(STATED GOAL):
Can you retype every record below exactly as written?

(GIVEN RECORDS):
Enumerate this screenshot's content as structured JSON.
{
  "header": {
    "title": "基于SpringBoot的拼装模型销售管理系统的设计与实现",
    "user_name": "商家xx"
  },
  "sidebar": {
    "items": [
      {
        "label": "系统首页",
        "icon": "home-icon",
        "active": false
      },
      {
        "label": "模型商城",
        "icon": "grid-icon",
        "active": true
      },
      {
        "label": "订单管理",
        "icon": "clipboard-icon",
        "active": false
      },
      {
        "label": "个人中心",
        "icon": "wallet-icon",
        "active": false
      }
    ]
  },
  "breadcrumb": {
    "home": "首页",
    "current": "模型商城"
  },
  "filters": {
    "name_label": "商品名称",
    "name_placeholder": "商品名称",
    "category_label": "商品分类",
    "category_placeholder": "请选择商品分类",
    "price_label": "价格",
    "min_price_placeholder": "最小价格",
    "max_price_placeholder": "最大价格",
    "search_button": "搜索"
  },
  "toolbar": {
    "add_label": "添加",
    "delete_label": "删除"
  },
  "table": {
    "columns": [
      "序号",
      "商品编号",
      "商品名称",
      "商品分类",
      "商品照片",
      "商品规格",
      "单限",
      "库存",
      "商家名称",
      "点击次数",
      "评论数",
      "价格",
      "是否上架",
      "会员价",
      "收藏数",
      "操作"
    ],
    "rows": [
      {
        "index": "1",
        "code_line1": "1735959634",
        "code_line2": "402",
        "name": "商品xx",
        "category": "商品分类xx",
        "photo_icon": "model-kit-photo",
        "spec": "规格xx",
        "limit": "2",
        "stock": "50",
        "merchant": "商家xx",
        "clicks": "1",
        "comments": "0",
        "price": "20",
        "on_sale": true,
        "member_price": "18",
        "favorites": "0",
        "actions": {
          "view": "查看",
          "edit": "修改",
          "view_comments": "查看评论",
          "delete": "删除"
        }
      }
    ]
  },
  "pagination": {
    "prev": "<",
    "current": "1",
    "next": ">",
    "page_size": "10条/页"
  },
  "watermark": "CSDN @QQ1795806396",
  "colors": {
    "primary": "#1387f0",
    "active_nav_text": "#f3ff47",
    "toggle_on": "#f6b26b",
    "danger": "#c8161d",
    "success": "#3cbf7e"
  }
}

(SOLUTION FOR THIS PROBLEM):
Enumerate this screenshot's content as structured JSON.
{
  "header": {
    "title": "基于SpringBoot的拼装模型销售管理系统的设计与实现",
    "user_name": "商家xx"
  },
  "sidebar": {
    "items": [
      {
        "label": "系统首页",
        "icon": "home-icon",
        "active": false
      },
      {
        "label": "模型商城",
        "icon": "grid-icon",
        "active": true
      },
      {
        "label": "订单管理",
        "icon": "clipboard-icon",
        "active": false
      },
      {
        "label": "个人中心",
        "icon": "wallet-icon",
        "active": false
      }
    ]
  },
  "breadcrumb": {
    "home": "首页",
    "current": "模型商城"
  },
  "filters": {
    "name_label": "商品名称",
    "name_placeholder": "商品名称",
    "category_label": "商品分类",
    "category_placeholder": "请选择商品分类",
    "price_label": "价格",
    "min_price_placeholder": "最小价格",
    "max_price_placeholder": "最大价格",
    "search_button": "搜索"
  },
  "toolbar": {
    "add_label": "添加",
    "delete_label": "删除"
  },
  "table": {
    "columns": [
      "序号",
      "商品编号",
      "商品名称",
      "商品分类",
      "商品照片",
      "商品规格",
      "单限",
      "库存",
      "商家名称",
      "点击次数",
      "评论数",
      "价格",
      "是否上架",
      "会员价",
      "收藏数",
      "操作"
    ],
    "rows": [
      {
        "index": "1",
        "code_line1": "1735959634",
        "code_line2": "402",
        "name": "商品xx",
        "category": "商品分类xx",
        "photo_icon": "model-kit-photo",
        "spec": "规格xx",
        "limit": "2",
        "stock": "50",
        "merchant": "商家xx",
        "clicks": "1",
        "comments": "0",
        "price": "20",
        "on_sale": true,
        "member_price": "18",
        "favorites": "0",
        "actions": {
          "view": "查看",
          "edit": "修改",
          "view_comments": "查看评论",
          "delete": "删除"
        }
      }
    ]
  },
  "pagination": {
    "prev": "<",
    "current": "1",
    "next": ">",
    "page_size": "10条/页"
  },
  "watermark": "CSDN @QQ1795806396",
  "colors": {
    "primary": "#1387f0",
    "active_nav_text": "#f3ff47",
    "toggle_on": "#f6b26b",
    "danger": "#c8161d",
    "success": "#3cbf7e"
  }
}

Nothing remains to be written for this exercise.